--- start of MATERIAL TO PROCESS ---

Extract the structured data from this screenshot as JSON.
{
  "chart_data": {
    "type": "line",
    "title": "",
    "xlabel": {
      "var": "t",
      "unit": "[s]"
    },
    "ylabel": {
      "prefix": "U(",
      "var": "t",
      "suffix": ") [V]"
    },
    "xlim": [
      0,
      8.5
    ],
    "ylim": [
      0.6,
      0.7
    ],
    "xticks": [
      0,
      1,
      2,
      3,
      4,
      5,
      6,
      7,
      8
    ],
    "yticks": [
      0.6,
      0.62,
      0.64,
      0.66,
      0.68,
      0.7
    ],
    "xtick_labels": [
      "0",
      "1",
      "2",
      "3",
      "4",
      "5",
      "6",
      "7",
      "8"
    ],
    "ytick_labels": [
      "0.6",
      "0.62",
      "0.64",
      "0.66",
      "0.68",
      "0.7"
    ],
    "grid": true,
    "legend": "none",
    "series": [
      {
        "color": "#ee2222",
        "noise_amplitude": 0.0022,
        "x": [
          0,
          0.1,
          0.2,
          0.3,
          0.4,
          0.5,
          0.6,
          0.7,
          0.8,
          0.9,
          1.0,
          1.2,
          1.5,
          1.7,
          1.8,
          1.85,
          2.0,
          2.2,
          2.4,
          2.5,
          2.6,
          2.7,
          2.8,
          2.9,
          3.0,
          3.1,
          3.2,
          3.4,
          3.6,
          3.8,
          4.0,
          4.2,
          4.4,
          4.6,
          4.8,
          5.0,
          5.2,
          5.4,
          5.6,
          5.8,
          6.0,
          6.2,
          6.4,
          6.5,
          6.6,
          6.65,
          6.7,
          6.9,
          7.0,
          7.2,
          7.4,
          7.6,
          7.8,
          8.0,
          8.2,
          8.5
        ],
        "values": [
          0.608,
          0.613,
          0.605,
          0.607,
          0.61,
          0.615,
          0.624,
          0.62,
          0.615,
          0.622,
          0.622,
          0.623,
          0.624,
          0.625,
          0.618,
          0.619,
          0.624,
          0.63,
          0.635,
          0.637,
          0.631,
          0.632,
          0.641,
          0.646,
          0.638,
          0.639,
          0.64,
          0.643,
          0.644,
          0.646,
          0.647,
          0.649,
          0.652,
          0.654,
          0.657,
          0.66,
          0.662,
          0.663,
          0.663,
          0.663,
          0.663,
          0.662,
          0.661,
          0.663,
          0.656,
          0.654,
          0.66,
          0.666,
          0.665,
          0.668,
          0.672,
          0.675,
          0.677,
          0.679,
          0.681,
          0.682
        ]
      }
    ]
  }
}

--- end of MATERIAL TO PROCESS ---

● JOB
Please copy out each record, character for character.

● CORRECT RESULT
Extract the structured data from this screenshot as JSON.
{
  "chart_data": {
    "type": "line",
    "title": "",
    "xlabel": {
      "var": "t",
      "unit": "[s]"
    },
    "ylabel": {
      "prefix": "U(",
      "var": "t",
      "suffix": ") [V]"
    },
    "xlim": [
      0,
      8.5
    ],
    "ylim": [
      0.6,
      0.7
    ],
    "xticks": [
      0,
      1,
      2,
      3,
      4,
      5,
      6,
      7,
      8
    ],
    "yticks": [
      0.6,
      0.62,
      0.64,
      0.66,
      0.68,
      0.7
    ],
    "xtick_labels": [
      "0",
      "1",
      "2",
      "3",
      "4",
      "5",
      "6",
      "7",
      "8"
    ],
    "ytick_labels": [
      "0.6",
      "0.62",
      "0.64",
      "0.66",
      "0.68",
      "0.7"
    ],
    "grid": true,
    "legend": "none",
    "series": [
      {
        "color": "#ee2222",
        "noise_amplitude": 0.0022,
        "x": [
          0,
          0.1,
          0.2,
          0.3,
          0.4,
          0.5,
          0.6,
          0.7,
          0.8,
          0.9,
          1.0,
          1.2,
          1.5,
          1.7,
          1.8,
          1.85,
          2.0,
          2.2,
          2.4,
          2.5,
          2.6,
          2.7,
          2.8,
          2.9,
          3.0,
          3.1,
          3.2,
          3.4,
          3.6,
          3.8,
          4.0,
          4.2,
          4.4,
          4.6,
          4.8,
          5.0,
          5.2,
          5.4,
          5.6,
          5.8,
          6.0,
          6.2,
          6.4,
          6.5,
          6.6,
          6.65,
          6.7,
          6.9,
          7.0,
          7.2,
          7.4,
          7.6,
          7.8,
          8.0,
          8.2,
          8.5
        ],
        "values": [
          0.608,
          0.613,
          0.605,
          0.607,
          0.61,
          0.615,
          0.624,
          0.62,
          0.615,
          0.622,
          0.622,
          0.623,
          0.624,
          0.625,
          0.618,
          0.619,
          0.624,
          0.63,
          0.635,
          0.637,
          0.631,
          0.632,
          0.641,
          0.646,
          0.638,
          0.639,
          0.64,
          0.643,
          0.644,
          0.646,
          0.647,
          0.649,
          0.652,
          0.654,
          0.657,
          0.66,
          0.662,
          0.663,
          0.663,
          0.663,
          0.663,
          0.662,
          0.661,
          0.663,
          0.656,
          0.654,
          0.66,
          0.666,
          0.665,
          0.668,
          0.672,
          0.675,
          0.677,
          0.679,
          0.681,
          0.682
        ]
      }
    ]
  }
}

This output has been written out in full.